● Task goal:
Copy out all the records exactly.

● Provided entries:
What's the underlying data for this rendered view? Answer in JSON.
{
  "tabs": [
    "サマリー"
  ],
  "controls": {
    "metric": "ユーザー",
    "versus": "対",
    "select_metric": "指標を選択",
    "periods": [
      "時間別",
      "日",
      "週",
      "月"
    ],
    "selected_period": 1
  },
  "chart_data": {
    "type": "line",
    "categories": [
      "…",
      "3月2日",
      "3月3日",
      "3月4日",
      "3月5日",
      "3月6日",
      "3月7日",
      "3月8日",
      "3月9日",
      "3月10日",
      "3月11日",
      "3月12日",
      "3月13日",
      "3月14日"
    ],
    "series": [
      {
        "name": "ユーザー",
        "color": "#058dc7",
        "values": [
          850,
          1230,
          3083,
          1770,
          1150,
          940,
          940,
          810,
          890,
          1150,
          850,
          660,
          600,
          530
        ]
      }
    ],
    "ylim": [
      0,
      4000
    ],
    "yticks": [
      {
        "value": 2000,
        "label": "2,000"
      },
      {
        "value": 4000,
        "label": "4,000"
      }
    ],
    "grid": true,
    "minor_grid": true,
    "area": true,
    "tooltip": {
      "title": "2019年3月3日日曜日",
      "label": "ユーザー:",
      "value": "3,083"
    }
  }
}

● Solution below:
What's the underlying data for this rendered view? Answer in JSON.
{
  "tabs": [
    "サマリー"
  ],
  "controls": {
    "metric": "ユーザー",
    "versus": "対",
    "select_metric": "指標を選択",
    "periods": [
      "時間別",
      "日",
      "週",
      "月"
    ],
    "selected_period": 1
  },
  "chart_data": {
    "type": "line",
    "categories": [
      "…",
      "3月2日",
      "3月3日",
      "3月4日",
      "3月5日",
      "3月6日",
      "3月7日",
      "3月8日",
      "3月9日",
      "3月10日",
      "3月11日",
      "3月12日",
      "3月13日",
      "3月14日"
    ],
    "series": [
      {
        "name": "ユーザー",
        "color": "#058dc7",
        "values": [
          850,
          1230,
          3083,
          1770,
          1150,
          940,
          940,
          810,
          890,
          1150,
          850,
          660,
          600,
          530
        ]
      }
    ],
    "ylim": [
      0,
      4000
    ],
    "yticks": [
      {
        "value": 2000,
        "label": "2,000"
      },
      {
        "value": 4000,
        "label": "4,000"
      }
    ],
    "grid": true,
    "minor_grid": true,
    "area": true,
    "tooltip": {
      "title": "2019年3月3日日曜日",
      "label": "ユーザー:",
      "value": "3,083"
    }
  }
}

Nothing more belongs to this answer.